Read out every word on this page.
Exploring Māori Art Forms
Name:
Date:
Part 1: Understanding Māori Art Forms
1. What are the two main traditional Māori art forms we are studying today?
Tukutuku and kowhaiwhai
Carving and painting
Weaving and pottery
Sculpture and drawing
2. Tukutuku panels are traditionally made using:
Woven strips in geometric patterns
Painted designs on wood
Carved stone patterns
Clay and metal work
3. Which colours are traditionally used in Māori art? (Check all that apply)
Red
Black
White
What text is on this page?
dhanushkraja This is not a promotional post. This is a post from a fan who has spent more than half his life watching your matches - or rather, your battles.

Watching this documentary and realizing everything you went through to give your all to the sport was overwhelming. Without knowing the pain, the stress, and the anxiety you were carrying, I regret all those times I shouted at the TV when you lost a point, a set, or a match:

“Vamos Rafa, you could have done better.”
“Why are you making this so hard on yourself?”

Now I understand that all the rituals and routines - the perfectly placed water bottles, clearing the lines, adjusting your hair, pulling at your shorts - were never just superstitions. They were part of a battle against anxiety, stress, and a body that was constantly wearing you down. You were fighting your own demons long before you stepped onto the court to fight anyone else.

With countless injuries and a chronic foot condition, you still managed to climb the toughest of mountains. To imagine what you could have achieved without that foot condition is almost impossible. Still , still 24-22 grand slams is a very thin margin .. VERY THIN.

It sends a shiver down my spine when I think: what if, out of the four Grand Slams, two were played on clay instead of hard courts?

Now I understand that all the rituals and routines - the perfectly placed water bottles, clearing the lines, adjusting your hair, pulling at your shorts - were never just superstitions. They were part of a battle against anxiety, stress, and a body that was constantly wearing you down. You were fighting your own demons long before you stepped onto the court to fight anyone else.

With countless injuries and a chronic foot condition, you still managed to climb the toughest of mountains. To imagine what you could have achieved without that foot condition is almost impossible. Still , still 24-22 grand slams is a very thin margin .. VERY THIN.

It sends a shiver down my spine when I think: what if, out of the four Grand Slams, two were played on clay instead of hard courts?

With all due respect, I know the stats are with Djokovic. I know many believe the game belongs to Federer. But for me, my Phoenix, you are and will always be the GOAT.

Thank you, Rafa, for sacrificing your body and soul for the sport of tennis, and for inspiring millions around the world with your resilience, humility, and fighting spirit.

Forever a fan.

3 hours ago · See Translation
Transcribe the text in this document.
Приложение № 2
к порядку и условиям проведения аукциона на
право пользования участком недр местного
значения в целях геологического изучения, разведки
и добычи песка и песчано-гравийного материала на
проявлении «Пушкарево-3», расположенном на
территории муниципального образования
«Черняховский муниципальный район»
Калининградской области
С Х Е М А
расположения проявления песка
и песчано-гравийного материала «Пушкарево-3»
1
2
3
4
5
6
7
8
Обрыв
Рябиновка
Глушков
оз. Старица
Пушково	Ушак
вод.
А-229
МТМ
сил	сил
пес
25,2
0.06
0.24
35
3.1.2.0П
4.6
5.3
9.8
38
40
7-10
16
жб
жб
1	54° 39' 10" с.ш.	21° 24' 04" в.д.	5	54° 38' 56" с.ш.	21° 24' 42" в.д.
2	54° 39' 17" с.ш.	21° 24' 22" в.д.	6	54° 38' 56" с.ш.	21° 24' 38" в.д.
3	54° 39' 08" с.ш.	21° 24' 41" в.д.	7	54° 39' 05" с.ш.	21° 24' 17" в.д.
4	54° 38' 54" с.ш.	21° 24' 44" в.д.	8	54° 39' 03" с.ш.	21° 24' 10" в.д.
=-=-=-=-=
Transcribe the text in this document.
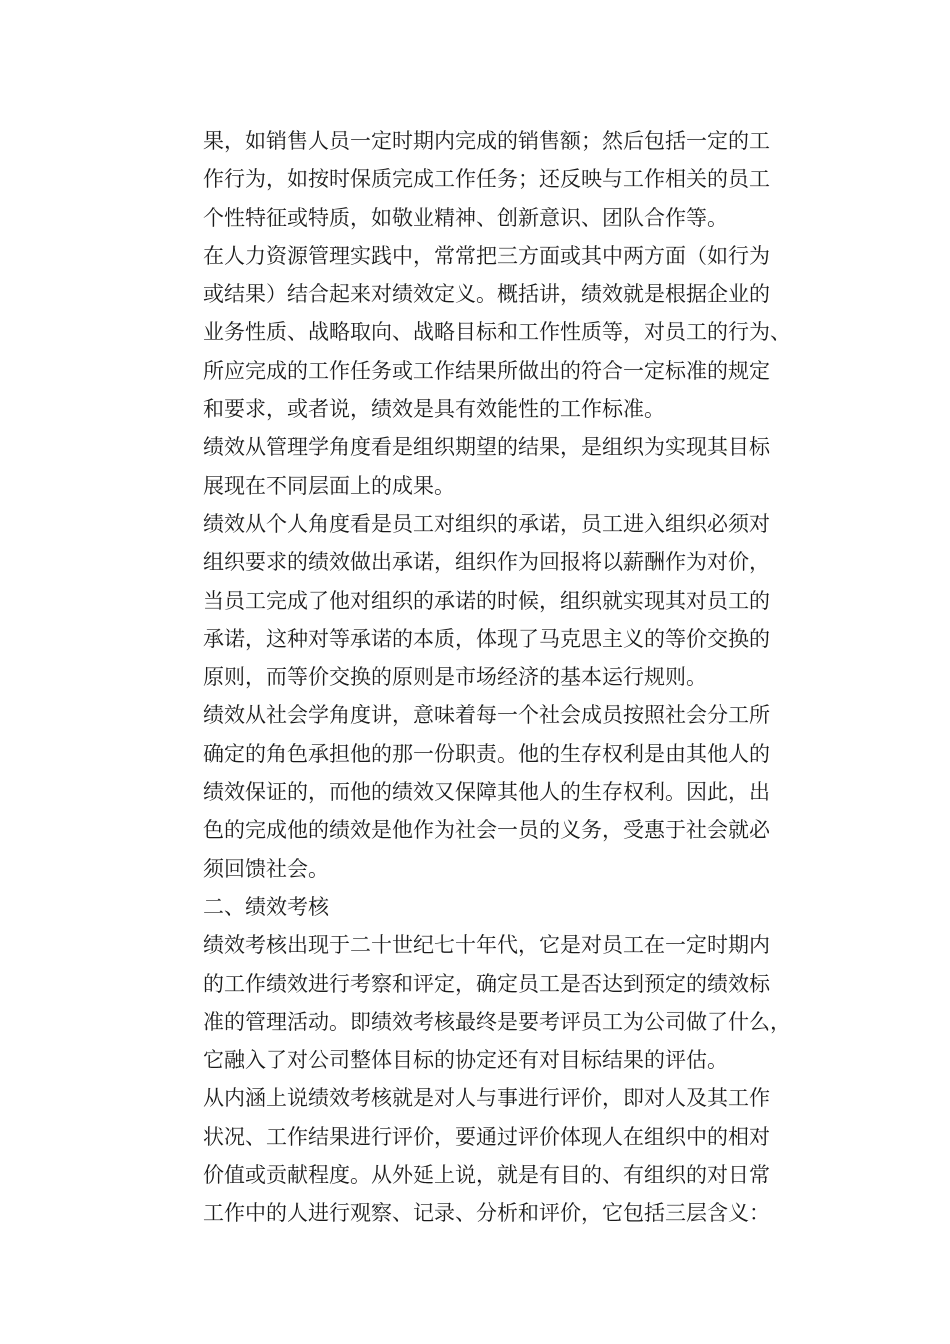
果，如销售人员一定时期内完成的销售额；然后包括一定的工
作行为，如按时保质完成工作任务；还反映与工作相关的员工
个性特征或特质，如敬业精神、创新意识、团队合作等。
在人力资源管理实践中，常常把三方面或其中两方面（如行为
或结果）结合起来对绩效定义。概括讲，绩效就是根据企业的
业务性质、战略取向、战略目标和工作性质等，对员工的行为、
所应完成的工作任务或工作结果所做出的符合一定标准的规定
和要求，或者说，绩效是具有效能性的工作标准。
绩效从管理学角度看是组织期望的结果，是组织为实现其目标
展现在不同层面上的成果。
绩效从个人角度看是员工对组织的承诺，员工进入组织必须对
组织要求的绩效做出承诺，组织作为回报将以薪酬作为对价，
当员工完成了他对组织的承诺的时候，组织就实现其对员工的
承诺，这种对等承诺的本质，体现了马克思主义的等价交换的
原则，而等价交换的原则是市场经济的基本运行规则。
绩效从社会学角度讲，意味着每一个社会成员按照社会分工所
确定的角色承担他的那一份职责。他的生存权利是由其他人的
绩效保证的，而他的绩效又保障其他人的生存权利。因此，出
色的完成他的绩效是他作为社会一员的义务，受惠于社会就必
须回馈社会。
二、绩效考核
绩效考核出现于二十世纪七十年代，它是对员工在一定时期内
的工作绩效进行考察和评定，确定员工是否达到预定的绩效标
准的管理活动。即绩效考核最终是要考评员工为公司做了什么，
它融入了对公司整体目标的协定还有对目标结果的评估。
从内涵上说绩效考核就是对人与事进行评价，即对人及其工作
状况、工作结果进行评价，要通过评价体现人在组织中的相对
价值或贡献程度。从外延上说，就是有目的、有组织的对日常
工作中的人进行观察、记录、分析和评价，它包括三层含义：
=-=-=-=-=
# [Request]
Of the lines above, how many contain the word "patterns"? Provide the number and nothing else.

# [Full response]
2